Dataset excerpt:
※
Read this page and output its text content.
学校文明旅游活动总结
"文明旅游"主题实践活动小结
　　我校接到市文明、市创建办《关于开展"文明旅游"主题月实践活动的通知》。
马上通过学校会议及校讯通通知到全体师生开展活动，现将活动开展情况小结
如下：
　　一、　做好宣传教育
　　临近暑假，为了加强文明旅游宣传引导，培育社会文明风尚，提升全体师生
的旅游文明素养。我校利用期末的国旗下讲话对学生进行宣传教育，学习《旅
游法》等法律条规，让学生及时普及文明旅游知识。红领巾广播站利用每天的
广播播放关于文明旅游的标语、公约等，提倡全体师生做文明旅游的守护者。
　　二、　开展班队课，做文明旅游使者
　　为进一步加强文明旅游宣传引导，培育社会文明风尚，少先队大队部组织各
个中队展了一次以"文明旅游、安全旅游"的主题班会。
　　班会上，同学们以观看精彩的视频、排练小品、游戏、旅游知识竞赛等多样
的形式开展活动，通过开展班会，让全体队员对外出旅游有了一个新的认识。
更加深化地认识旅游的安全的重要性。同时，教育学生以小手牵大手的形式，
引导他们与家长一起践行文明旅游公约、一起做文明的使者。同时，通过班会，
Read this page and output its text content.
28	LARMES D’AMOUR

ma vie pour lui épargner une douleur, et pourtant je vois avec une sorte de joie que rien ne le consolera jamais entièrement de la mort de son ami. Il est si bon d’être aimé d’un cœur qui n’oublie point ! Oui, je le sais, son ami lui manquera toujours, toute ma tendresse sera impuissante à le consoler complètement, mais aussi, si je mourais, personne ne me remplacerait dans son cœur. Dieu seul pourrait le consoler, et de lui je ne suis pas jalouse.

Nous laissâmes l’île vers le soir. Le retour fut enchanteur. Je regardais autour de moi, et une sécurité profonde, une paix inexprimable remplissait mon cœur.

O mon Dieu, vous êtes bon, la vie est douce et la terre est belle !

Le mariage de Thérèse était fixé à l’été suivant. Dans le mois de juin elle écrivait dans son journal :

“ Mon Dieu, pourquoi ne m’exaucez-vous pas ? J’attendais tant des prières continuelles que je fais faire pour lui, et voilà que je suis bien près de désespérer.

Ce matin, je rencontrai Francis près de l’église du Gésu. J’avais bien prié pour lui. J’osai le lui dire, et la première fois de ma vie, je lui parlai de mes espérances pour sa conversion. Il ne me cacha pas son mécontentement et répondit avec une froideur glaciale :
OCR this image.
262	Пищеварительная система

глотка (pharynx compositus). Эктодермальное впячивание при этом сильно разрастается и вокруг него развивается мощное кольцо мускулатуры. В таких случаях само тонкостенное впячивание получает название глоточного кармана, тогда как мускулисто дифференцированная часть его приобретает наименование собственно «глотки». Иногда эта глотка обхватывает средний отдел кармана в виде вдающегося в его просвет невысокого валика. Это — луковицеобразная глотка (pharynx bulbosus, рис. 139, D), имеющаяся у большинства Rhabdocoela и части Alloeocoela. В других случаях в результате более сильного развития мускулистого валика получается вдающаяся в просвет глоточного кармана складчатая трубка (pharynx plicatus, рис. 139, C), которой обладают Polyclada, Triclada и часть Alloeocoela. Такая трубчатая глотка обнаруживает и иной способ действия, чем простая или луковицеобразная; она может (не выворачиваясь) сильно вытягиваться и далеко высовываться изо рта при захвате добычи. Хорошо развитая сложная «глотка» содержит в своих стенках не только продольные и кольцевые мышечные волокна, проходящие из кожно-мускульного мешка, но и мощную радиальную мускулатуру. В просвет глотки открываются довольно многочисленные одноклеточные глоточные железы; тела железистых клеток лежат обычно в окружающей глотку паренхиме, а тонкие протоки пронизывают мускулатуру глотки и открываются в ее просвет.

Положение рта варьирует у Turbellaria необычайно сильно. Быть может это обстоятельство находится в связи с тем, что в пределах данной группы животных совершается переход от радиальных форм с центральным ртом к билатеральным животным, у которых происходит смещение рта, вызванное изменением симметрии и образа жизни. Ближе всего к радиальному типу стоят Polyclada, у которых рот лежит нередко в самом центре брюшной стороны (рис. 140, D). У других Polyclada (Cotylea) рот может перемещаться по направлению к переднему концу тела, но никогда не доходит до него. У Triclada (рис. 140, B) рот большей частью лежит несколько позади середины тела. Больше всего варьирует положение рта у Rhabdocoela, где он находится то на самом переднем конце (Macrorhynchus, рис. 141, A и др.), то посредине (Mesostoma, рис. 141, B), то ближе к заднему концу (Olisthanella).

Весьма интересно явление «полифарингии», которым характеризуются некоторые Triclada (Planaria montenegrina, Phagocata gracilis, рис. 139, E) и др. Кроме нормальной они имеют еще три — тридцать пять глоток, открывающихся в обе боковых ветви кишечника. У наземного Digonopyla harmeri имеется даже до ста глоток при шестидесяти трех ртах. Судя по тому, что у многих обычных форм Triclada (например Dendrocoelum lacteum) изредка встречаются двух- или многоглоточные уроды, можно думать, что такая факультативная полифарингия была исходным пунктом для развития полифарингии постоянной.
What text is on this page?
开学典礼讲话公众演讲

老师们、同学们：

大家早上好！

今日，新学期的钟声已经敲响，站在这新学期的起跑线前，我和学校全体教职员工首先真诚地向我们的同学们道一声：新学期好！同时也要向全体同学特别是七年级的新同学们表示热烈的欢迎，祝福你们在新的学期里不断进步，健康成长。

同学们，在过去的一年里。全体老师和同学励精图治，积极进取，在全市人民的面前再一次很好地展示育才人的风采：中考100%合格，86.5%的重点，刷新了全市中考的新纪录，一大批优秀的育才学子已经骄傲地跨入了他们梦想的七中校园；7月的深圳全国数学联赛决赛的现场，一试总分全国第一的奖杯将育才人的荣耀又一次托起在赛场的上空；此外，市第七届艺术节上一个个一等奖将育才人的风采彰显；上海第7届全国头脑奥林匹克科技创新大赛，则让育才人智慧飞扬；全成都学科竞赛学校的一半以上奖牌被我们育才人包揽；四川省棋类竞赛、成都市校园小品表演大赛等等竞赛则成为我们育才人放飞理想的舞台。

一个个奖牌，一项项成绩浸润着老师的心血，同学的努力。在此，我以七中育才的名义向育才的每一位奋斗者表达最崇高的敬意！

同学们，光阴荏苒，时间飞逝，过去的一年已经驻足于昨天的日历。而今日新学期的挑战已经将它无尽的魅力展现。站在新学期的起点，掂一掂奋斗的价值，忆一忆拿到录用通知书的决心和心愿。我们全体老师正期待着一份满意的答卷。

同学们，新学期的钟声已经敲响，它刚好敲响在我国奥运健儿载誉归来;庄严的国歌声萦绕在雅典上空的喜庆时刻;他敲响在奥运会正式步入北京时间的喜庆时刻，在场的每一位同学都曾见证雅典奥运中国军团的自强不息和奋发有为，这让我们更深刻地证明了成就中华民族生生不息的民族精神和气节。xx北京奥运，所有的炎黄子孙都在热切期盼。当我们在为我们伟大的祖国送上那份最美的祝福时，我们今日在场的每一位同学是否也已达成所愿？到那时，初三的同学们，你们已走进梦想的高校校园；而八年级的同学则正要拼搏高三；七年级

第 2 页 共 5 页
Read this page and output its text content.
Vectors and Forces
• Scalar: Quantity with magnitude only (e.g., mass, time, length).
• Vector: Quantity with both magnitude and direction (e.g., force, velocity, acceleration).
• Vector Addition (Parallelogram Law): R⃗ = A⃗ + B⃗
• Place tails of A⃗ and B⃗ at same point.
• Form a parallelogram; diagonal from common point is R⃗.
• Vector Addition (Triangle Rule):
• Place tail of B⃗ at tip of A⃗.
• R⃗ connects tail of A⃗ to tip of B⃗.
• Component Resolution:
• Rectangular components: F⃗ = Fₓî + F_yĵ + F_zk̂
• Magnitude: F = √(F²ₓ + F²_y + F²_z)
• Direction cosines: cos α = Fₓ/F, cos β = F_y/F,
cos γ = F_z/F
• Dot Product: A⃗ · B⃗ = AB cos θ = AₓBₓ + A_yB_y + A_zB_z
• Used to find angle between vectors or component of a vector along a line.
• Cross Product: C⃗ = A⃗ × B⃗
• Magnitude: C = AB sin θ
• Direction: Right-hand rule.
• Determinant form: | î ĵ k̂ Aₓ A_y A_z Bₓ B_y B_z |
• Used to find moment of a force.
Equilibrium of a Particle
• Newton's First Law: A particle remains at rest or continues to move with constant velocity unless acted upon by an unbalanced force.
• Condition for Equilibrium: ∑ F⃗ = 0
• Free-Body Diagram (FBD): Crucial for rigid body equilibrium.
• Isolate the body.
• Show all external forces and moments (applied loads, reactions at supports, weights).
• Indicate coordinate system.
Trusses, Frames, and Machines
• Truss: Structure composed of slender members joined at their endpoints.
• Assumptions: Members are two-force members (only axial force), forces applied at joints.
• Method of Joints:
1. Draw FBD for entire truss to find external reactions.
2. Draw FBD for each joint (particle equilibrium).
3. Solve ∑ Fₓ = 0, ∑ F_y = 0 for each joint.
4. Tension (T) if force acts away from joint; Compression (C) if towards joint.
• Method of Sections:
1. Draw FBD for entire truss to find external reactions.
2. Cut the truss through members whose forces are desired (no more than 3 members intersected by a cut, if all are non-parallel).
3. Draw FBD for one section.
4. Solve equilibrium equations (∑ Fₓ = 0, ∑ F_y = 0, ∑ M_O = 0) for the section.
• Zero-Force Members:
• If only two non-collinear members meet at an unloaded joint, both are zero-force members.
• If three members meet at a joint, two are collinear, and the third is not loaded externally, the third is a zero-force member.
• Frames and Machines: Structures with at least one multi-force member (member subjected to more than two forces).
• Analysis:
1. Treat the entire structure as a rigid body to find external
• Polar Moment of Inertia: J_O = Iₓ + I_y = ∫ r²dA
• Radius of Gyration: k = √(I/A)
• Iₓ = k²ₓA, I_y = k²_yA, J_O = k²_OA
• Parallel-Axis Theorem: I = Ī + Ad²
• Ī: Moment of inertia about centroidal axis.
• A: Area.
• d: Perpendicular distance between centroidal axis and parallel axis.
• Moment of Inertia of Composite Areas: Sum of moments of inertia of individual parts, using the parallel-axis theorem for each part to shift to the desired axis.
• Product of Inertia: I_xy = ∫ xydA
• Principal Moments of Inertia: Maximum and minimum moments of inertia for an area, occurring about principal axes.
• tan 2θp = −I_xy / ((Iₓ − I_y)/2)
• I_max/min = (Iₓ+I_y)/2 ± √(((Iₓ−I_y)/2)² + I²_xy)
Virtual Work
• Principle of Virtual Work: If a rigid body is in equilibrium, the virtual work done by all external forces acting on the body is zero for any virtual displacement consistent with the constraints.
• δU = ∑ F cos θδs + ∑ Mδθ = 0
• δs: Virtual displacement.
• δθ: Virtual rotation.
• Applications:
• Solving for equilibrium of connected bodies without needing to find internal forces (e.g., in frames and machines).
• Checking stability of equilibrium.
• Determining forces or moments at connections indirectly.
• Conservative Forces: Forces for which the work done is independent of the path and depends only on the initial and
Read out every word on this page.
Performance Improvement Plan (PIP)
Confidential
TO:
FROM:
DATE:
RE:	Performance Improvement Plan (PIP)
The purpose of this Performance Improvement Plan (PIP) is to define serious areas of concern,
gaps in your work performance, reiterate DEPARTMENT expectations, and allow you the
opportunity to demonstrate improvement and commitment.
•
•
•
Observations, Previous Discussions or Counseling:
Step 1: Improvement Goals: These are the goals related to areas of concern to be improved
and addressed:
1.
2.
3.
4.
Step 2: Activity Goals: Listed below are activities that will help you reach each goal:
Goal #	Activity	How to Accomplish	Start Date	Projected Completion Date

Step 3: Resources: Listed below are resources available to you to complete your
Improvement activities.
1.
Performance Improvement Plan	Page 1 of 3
※
Prompt — List the lines of the entries that include "Dieu".

Result of the exercise —
ma vie pour lui épargner une douleur, et pourtant je vois avec une sorte de joie que rien ne le consolera jamais entièrement de la mort de son ami. Il est si bon d’être aimé d’un cœur qui n’oublie point ! Oui, je le sais, son ami lui manquera toujours, toute ma tendresse sera impuissante à le consoler complètement, mais aussi, si je mourais, personne ne me remplacerait dans son cœur. Dieu seul pourrait le consoler, et de lui je ne suis pas jalouse.
O mon Dieu, vous êtes bon, la vie est douce et la terre est belle !
“ Mon Dieu, pourquoi ne m’exaucez-vous pas ? J’attendais tant des prières continuelles que je fais faire pour lui, et voilà que je suis bien près de désespérer.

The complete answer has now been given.